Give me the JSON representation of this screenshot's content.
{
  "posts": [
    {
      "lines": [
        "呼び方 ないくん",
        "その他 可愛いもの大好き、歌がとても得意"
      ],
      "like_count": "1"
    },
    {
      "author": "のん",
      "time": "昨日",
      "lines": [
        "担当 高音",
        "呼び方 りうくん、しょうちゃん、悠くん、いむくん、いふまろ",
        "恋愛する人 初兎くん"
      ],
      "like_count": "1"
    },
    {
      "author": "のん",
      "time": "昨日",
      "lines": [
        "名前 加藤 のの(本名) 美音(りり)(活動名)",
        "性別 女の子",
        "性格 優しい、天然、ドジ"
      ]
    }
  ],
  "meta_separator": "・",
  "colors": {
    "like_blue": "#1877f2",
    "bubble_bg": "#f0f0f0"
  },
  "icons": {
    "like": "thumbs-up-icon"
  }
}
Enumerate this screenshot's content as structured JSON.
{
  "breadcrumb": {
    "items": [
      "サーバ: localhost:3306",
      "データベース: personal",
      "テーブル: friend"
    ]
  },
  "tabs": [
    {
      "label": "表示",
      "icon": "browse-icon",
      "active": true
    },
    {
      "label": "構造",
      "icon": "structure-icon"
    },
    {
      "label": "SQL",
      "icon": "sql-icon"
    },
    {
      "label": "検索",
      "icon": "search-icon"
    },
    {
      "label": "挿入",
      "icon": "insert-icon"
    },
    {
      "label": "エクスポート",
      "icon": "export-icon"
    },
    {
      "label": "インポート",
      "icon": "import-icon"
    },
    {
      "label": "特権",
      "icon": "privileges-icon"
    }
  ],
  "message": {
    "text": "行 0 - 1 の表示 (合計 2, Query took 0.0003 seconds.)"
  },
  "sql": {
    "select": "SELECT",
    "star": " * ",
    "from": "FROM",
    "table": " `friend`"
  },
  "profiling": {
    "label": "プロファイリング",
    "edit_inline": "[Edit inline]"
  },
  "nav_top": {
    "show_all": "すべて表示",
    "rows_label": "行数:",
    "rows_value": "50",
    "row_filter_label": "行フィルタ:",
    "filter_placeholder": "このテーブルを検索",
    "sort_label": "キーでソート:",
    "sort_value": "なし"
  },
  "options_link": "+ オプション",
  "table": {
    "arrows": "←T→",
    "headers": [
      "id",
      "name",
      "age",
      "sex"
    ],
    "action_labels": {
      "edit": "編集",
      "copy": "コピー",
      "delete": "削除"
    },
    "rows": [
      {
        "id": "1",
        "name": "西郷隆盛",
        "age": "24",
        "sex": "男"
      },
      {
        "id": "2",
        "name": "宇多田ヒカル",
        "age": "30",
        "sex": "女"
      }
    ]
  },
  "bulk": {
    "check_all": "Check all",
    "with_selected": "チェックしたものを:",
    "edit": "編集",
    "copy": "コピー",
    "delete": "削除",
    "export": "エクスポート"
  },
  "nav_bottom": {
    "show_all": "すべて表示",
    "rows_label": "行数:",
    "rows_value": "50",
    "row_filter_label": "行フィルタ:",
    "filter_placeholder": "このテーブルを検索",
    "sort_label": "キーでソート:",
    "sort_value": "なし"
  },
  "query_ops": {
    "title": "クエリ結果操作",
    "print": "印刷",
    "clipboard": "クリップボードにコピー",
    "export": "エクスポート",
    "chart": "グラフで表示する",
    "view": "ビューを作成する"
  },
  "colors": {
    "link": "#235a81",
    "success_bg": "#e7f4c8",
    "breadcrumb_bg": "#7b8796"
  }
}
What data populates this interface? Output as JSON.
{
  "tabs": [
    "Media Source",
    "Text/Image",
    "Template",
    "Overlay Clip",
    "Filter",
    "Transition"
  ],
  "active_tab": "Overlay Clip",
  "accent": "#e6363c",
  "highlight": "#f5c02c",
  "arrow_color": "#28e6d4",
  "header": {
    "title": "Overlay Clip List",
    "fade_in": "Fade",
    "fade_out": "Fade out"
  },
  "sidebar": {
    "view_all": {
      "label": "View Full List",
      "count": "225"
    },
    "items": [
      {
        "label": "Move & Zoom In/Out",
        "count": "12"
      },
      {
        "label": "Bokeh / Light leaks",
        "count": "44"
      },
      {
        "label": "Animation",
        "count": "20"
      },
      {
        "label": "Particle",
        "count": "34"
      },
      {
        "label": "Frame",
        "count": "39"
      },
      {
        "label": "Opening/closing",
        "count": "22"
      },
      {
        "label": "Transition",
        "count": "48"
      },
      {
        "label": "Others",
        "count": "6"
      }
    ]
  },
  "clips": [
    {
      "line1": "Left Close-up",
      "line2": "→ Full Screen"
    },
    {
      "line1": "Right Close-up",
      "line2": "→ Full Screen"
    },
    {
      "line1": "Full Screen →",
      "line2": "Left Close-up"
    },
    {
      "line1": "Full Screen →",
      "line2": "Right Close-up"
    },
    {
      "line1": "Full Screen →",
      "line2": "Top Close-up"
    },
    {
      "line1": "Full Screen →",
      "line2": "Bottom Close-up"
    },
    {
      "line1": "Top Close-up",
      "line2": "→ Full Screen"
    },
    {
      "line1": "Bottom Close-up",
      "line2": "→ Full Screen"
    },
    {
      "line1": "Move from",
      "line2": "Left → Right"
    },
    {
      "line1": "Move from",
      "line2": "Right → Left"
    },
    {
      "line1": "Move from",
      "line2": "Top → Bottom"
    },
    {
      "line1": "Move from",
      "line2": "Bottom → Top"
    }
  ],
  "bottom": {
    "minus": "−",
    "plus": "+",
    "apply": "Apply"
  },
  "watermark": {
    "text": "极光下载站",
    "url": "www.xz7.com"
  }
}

○ ○ ○ ○ ○

- Work to do -
Recopy the entries above exactly, with every line included.

- Solved problem -
Give me the JSON representation of this screenshot's content.
{
  "posts": [
    {
      "lines": [
        "呼び方 ないくん",
        "その他 可愛いもの大好き、歌がとても得意"
      ],
      "like_count": "1"
    },
    {
      "author": "のん",
      "time": "昨日",
      "lines": [
        "担当 高音",
        "呼び方 りうくん、しょうちゃん、悠くん、いむくん、いふまろ",
        "恋愛する人 初兎くん"
      ],
      "like_count": "1"
    },
    {
      "author": "のん",
      "time": "昨日",
      "lines": [
        "名前 加藤 のの(本名) 美音(りり)(活動名)",
        "性別 女の子",
        "性格 優しい、天然、ドジ"
      ]
    }
  ],
  "meta_separator": "・",
  "colors": {
    "like_blue": "#1877f2",
    "bubble_bg": "#f0f0f0"
  },
  "icons": {
    "like": "thumbs-up-icon"
  }
}
Enumerate this screenshot's content as structured JSON.
{
  "breadcrumb": {
    "items": [
      "サーバ: localhost:3306",
      "データベース: personal",
      "テーブル: friend"
    ]
  },
  "tabs": [
    {
      "label": "表示",
      "icon": "browse-icon",
      "active": true
    },
    {
      "label": "構造",
      "icon": "structure-icon"
    },
    {
      "label": "SQL",
      "icon": "sql-icon"
    },
    {
      "label": "検索",
      "icon": "search-icon"
    },
    {
      "label": "挿入",
      "icon": "insert-icon"
    },
    {
      "label": "エクスポート",
      "icon": "export-icon"
    },
    {
      "label": "インポート",
      "icon": "import-icon"
    },
    {
      "label": "特権",
      "icon": "privileges-icon"
    }
  ],
  "message": {
    "text": "行 0 - 1 の表示 (合計 2, Query took 0.0003 seconds.)"
  },
  "sql": {
    "select": "SELECT",
    "star": " * ",
    "from": "FROM",
    "table": " `friend`"
  },
  "profiling": {
    "label": "プロファイリング",
    "edit_inline": "[Edit inline]"
  },
  "nav_top": {
    "show_all": "すべて表示",
    "rows_label": "行数:",
    "rows_value": "50",
    "row_filter_label": "行フィルタ:",
    "filter_placeholder": "このテーブルを検索",
    "sort_label": "キーでソート:",
    "sort_value": "なし"
  },
  "options_link": "+ オプション",
  "table": {
    "arrows": "←T→",
    "headers": [
      "id",
      "name",
      "age",
      "sex"
    ],
    "action_labels": {
      "edit": "編集",
      "copy": "コピー",
      "delete": "削除"
    },
    "rows": [
      {
        "id": "1",
        "name": "西郷隆盛",
        "age": "24",
        "sex": "男"
      },
      {
        "id": "2",
        "name": "宇多田ヒカル",
        "age": "30",
        "sex": "女"
      }
    ]
  },
  "bulk": {
    "check_all": "Check all",
    "with_selected": "チェックしたものを:",
    "edit": "編集",
    "copy": "コピー",
    "delete": "削除",
    "export": "エクスポート"
  },
  "nav_bottom": {
    "show_all": "すべて表示",
    "rows_label": "行数:",
    "rows_value": "50",
    "row_filter_label": "行フィルタ:",
    "filter_placeholder": "このテーブルを検索",
    "sort_label": "キーでソート:",
    "sort_value": "なし"
  },
  "query_ops": {
    "title": "クエリ結果操作",
    "print": "印刷",
    "clipboard": "クリップボードにコピー",
    "export": "エクスポート",
    "chart": "グラフで表示する",
    "view": "ビューを作成する"
  },
  "colors": {
    "link": "#235a81",
    "success_bg": "#e7f4c8",
    "breadcrumb_bg": "#7b8796"
  }
}
What data populates this interface? Output as JSON.
{
  "tabs": [
    "Media Source",
    "Text/Image",
    "Template",
    "Overlay Clip",
    "Filter",
    "Transition"
  ],
  "active_tab": "Overlay Clip",
  "accent": "#e6363c",
  "highlight": "#f5c02c",
  "arrow_color": "#28e6d4",
  "header": {
    "title": "Overlay Clip List",
    "fade_in": "Fade",
    "fade_out": "Fade out"
  },
  "sidebar": {
    "view_all": {
      "label": "View Full List",
      "count": "225"
    },
    "items": [
      {
        "label": "Move & Zoom In/Out",
        "count": "12"
      },
      {
        "label": "Bokeh / Light leaks",
        "count": "44"
      },
      {
        "label": "Animation",
        "count": "20"
      },
      {
        "label": "Particle",
        "count": "34"
      },
      {
        "label": "Frame",
        "count": "39"
      },
      {
        "label": "Opening/closing",
        "count": "22"
      },
      {
        "label": "Transition",
        "count": "48"
      },
      {
        "label": "Others",
        "count": "6"
      }
    ]
  },
  "clips": [
    {
      "line1": "Left Close-up",
      "line2": "→ Full Screen"
    },
    {
      "line1": "Right Close-up",
      "line2": "→ Full Screen"
    },
    {
      "line1": "Full Screen →",
      "line2": "Left Close-up"
    },
    {
      "line1": "Full Screen →",
      "line2": "Right Close-up"
    },
    {
      "line1": "Full Screen →",
      "line2": "Top Close-up"
    },
    {
      "line1": "Full Screen →",
      "line2": "Bottom Close-up"
    },
    {
      "line1": "Top Close-up",
      "line2": "→ Full Screen"
    },
    {
      "line1": "Bottom Close-up",
      "line2": "→ Full Screen"
    },
    {
      "line1": "Move from",
      "line2": "Left → Right"
    },
    {
      "line1": "Move from",
      "line2": "Right → Left"
    },
    {
      "line1": "Move from",
      "line2": "Top → Bottom"
    },
    {
      "line1": "Move from",
      "line2": "Bottom → Top"
    }
  ],
  "bottom": {
    "minus": "−",
    "plus": "+",
    "apply": "Apply"
  },
  "watermark": {
    "text": "极光下载站",
    "url": "www.xz7.com"
  }
}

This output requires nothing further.